CHALLENGE: Lines containing the string "βασιλέων" are to be counted; report the total by itself.

GIVEN DATA:

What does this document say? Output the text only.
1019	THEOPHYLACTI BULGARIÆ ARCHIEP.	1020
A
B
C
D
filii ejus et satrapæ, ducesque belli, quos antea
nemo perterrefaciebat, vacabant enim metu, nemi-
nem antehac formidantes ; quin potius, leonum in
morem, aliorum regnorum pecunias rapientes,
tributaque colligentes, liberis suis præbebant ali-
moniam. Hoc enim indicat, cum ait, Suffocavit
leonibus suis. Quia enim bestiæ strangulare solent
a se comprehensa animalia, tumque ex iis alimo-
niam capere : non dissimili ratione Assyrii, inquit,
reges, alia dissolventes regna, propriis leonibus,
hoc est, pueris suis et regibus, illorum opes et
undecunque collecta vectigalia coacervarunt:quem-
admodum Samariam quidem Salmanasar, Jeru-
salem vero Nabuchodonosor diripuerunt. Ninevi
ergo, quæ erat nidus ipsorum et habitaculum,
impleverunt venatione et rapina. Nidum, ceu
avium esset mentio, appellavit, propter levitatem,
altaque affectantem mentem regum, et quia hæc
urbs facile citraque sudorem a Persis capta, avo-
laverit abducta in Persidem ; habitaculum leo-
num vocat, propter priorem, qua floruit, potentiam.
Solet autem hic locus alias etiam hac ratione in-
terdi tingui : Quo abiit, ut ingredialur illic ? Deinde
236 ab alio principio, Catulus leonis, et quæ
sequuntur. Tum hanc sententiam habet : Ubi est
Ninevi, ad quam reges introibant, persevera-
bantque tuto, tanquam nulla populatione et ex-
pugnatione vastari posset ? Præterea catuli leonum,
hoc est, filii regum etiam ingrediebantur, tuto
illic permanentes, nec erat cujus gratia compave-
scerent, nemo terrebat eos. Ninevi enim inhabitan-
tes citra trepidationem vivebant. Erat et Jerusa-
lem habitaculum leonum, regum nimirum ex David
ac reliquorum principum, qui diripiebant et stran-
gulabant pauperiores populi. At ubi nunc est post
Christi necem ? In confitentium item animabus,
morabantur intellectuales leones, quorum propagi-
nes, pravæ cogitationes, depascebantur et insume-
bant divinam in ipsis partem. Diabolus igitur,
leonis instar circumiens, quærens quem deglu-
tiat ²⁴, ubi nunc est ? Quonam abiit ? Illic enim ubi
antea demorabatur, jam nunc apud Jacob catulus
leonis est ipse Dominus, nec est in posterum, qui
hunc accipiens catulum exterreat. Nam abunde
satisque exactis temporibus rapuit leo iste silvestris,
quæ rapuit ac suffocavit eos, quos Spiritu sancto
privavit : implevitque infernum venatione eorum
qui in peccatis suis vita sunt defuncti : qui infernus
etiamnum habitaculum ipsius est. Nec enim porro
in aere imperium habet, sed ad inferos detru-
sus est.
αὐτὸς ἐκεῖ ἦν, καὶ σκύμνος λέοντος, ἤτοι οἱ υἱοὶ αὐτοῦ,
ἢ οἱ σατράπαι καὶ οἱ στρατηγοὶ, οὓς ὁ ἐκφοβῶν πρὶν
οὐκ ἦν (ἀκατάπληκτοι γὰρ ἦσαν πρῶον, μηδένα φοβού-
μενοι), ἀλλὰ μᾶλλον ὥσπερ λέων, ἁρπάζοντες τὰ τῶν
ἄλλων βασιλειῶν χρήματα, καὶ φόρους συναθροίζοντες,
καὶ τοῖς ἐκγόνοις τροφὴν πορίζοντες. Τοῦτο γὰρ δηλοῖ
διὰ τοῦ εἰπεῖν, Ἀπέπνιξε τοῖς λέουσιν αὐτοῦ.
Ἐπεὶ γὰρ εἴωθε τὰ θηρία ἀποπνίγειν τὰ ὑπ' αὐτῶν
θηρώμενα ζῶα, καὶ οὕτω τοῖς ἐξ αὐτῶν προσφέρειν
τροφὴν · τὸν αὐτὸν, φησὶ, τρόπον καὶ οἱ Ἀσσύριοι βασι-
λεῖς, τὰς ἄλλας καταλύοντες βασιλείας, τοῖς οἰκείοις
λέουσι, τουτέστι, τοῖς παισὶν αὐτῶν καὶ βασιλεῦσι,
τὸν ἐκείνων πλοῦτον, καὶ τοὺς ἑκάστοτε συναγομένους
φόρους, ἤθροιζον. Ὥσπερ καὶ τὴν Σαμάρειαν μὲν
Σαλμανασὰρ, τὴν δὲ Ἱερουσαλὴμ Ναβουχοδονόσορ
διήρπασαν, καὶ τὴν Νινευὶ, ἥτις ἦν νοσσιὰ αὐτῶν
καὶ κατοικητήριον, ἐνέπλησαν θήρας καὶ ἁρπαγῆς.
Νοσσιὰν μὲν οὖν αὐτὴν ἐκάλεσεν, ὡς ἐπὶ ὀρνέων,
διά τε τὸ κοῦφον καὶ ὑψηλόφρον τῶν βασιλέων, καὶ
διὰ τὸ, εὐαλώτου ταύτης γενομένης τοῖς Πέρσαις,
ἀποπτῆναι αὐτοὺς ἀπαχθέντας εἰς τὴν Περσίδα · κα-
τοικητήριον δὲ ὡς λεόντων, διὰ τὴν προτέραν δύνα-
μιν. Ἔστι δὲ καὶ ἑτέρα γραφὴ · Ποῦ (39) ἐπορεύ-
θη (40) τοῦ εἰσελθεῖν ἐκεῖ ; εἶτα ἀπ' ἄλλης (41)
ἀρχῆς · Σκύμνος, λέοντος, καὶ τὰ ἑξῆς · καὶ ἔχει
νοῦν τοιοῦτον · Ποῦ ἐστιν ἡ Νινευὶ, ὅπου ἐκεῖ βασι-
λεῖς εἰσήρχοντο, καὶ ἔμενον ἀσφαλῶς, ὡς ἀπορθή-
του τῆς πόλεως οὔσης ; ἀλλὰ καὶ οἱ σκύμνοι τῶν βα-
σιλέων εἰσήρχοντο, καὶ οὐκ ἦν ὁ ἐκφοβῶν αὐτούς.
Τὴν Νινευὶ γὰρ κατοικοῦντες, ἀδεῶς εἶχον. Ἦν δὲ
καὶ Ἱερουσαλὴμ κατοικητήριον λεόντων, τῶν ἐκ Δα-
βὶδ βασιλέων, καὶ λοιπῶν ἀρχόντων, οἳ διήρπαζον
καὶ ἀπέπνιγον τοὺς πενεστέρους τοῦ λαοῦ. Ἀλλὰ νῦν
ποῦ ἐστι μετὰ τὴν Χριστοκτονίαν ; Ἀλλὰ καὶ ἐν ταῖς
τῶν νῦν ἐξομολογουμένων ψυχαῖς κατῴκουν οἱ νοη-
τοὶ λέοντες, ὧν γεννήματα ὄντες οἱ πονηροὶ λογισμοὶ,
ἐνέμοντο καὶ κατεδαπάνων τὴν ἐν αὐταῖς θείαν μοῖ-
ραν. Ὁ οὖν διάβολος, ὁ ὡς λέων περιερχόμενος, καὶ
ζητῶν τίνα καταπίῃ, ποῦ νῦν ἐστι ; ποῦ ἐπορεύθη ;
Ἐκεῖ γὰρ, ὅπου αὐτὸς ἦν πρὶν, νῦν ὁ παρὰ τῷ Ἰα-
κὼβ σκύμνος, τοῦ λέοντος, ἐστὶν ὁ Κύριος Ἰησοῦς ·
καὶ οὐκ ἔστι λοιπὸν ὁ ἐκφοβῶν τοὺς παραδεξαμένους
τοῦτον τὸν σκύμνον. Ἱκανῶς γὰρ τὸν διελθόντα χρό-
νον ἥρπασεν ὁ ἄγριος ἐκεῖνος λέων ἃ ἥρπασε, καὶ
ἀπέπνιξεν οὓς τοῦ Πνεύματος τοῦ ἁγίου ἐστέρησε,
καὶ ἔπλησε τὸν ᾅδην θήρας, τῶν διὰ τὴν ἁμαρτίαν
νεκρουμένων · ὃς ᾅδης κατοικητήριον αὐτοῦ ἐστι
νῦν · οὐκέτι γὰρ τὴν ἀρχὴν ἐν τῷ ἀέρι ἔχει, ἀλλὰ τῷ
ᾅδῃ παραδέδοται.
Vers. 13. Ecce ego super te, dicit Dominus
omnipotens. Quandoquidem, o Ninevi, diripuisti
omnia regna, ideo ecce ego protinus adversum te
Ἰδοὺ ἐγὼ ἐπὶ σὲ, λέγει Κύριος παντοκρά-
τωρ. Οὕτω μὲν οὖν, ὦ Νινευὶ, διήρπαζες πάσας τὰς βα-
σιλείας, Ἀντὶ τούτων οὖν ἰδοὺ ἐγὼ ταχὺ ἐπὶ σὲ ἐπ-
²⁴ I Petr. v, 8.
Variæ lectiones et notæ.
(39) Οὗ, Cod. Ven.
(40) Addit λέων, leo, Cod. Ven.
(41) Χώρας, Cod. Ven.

SOLUTION: 2